** Exercise task **
Quote all of the data exactly as given. Skip every picture it contains.

————

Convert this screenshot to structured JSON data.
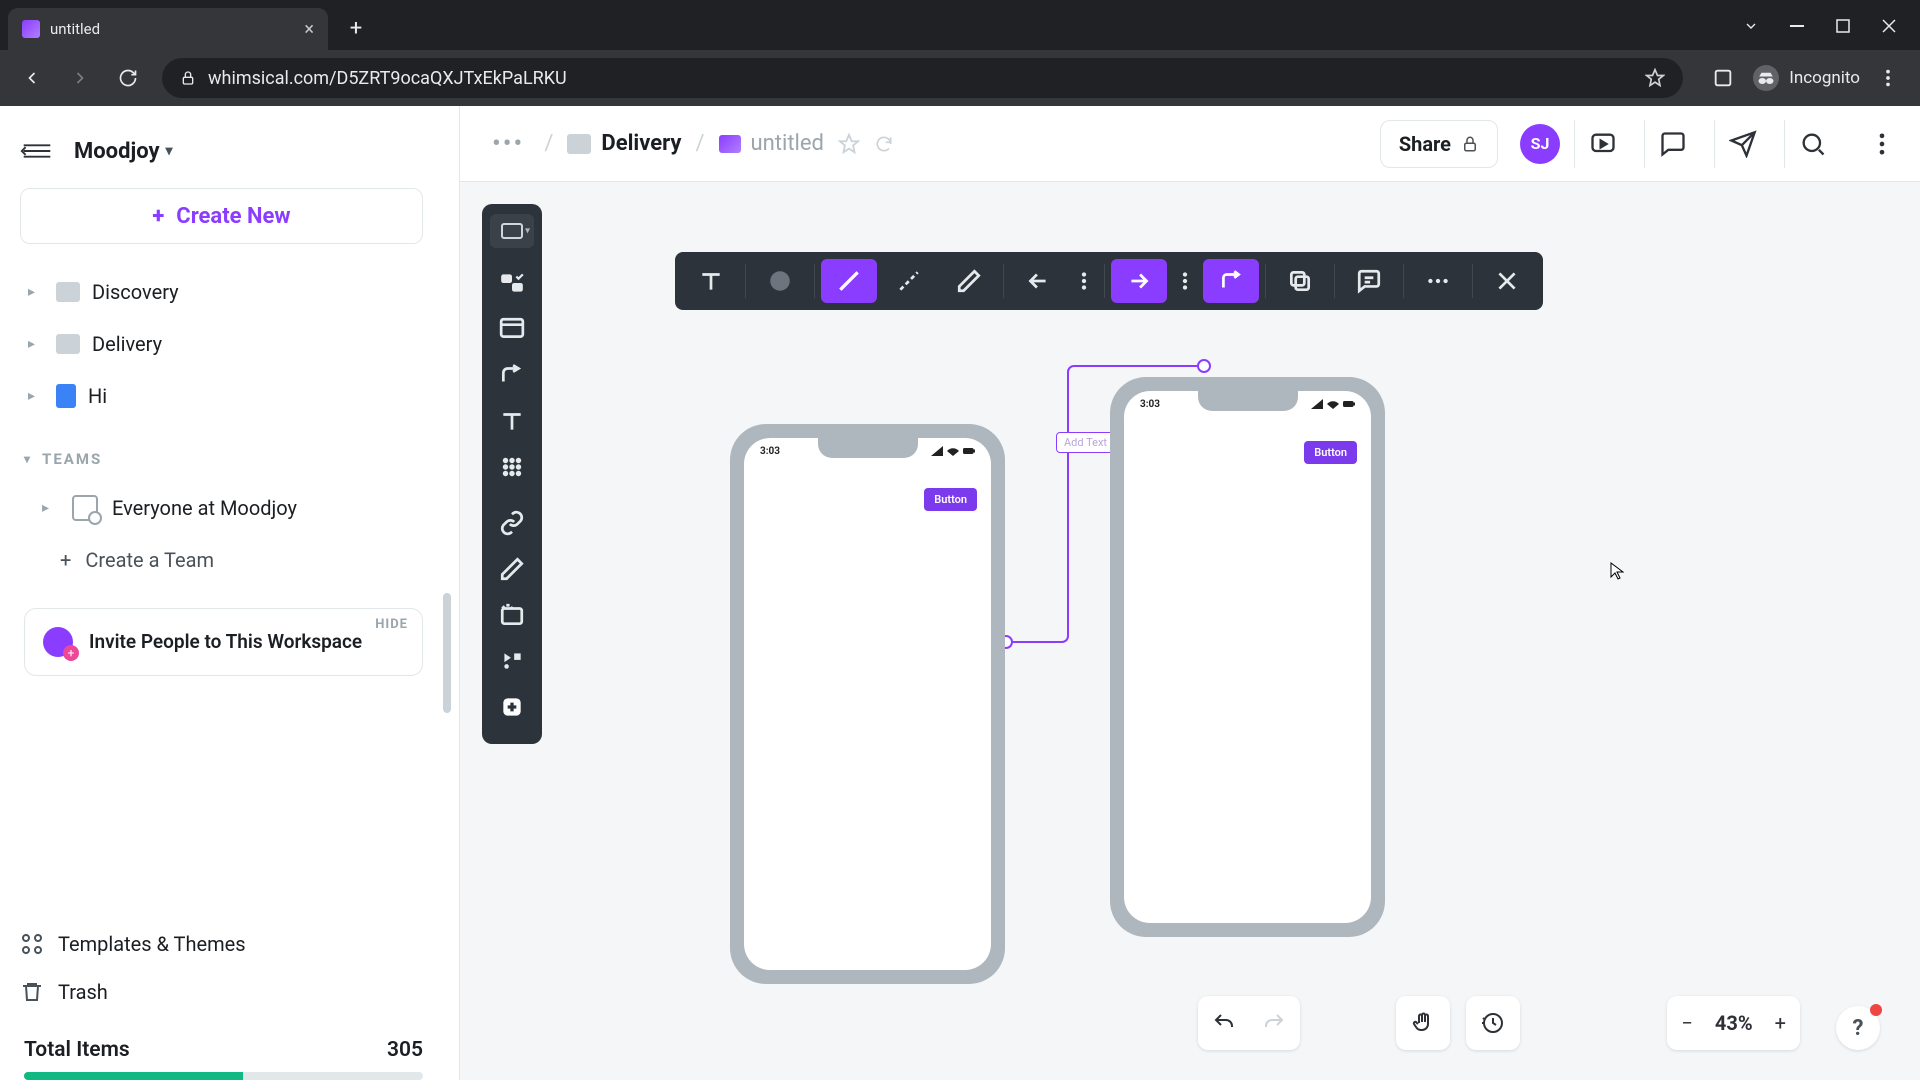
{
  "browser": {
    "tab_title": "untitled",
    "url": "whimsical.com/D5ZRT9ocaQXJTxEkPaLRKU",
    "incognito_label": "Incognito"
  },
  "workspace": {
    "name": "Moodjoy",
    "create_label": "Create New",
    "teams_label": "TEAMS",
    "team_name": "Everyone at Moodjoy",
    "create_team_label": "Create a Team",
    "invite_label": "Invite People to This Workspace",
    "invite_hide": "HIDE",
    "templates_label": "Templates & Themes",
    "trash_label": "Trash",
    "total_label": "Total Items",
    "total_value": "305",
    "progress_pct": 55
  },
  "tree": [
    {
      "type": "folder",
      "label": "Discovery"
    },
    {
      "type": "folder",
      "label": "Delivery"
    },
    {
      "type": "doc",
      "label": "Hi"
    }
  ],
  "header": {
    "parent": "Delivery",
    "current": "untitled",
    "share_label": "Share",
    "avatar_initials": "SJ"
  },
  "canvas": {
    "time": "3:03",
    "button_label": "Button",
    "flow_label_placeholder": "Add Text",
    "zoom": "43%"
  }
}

————

** Task answer **
Convert this screenshot to structured JSON data.
{
  "browser": {
    "tab_title": "untitled",
    "url": "whimsical.com/D5ZRT9ocaQXJTxEkPaLRKU",
    "incognito_label": "Incognito"
  },
  "workspace": {
    "name": "Moodjoy",
    "create_label": "Create New",
    "teams_label": "TEAMS",
    "team_name": "Everyone at Moodjoy",
    "create_team_label": "Create a Team",
    "invite_label": "Invite People to This Workspace",
    "invite_hide": "HIDE",
    "templates_label": "Templates & Themes",
    "trash_label": "Trash",
    "total_label": "Total Items",
    "total_value": "305",
    "progress_pct": 55
  },
  "tree": [
    {
      "type": "folder",
      "label": "Discovery"
    },
    {
      "type": "folder",
      "label": "Delivery"
    },
    {
      "type": "doc",
      "label": "Hi"
    }
  ],
  "header": {
    "parent": "Delivery",
    "current": "untitled",
    "share_label": "Share",
    "avatar_initials": "SJ"
  },
  "canvas": {
    "time": "3:03",
    "button_label": "Button",
    "flow_label_placeholder": "Add Text",
    "zoom": "43%"
  }
}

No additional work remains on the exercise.